→ **Required work**:
Report the total number of lines that include the string "joint", without any other text.

Records excerpted from a collection:
'''
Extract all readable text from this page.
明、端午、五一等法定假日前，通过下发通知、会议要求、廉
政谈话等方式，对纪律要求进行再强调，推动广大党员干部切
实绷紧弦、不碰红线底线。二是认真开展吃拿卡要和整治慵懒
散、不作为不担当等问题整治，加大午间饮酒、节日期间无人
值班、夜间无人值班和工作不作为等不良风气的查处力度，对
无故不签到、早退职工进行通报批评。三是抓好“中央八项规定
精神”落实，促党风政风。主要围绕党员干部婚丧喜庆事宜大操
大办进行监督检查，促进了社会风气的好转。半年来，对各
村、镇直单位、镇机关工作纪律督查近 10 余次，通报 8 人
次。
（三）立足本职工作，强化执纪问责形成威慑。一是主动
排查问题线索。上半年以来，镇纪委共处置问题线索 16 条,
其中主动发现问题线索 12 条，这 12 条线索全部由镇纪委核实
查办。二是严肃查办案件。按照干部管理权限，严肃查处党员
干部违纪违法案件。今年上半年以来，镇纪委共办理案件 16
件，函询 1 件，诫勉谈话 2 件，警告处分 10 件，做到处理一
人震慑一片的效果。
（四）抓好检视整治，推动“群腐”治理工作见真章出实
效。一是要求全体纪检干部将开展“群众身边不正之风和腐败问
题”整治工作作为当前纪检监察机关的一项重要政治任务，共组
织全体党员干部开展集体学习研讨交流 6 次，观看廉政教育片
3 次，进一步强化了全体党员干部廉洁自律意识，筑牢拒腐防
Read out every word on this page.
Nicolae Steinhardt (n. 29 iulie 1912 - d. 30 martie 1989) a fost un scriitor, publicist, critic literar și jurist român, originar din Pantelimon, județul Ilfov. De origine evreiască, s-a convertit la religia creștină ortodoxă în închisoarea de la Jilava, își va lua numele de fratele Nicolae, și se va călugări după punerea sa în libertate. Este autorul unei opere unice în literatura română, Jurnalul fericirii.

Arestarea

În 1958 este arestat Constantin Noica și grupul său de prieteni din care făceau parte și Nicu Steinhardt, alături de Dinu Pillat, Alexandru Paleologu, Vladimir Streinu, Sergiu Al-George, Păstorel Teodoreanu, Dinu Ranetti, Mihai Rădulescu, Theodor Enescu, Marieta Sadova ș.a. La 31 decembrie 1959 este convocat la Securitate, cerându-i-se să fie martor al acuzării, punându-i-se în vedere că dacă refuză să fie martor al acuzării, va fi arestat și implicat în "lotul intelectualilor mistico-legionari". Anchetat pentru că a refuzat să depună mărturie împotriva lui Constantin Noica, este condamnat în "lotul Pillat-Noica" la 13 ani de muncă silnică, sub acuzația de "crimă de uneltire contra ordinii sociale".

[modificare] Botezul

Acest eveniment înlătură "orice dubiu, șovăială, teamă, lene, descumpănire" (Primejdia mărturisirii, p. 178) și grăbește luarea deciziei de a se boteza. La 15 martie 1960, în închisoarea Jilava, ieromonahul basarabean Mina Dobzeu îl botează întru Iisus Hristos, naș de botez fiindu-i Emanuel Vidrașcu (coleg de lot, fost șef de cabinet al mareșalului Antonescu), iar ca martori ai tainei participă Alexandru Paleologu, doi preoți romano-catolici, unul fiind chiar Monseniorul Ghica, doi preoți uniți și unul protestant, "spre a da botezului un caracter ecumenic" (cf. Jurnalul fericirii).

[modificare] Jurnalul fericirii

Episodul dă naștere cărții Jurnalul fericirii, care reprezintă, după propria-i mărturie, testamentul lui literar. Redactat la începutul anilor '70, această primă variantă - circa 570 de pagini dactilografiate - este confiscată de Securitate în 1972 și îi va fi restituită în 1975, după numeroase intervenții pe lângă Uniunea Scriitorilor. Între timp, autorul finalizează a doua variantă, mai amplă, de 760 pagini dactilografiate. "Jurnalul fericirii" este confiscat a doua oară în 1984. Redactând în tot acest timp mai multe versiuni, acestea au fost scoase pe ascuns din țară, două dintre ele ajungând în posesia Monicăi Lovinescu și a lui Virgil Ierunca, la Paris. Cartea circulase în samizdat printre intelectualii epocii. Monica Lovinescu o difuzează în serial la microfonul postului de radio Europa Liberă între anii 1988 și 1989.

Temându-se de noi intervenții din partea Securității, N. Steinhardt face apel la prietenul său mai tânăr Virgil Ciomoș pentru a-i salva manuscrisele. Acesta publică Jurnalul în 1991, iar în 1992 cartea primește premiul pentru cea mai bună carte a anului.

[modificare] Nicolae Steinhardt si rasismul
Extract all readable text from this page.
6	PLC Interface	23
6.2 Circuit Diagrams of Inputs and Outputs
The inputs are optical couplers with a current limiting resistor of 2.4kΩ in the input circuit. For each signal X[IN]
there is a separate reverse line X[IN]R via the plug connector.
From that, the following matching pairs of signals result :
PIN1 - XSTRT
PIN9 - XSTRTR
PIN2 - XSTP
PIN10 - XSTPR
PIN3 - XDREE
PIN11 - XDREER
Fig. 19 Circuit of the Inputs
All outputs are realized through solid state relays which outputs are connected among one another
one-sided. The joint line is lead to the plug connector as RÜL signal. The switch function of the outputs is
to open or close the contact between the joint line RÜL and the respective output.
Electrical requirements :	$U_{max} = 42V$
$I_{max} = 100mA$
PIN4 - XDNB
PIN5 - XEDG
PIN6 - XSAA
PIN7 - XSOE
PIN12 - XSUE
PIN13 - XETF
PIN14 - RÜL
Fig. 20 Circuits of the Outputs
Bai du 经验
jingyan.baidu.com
'''
→ **Output of the exercise**:
2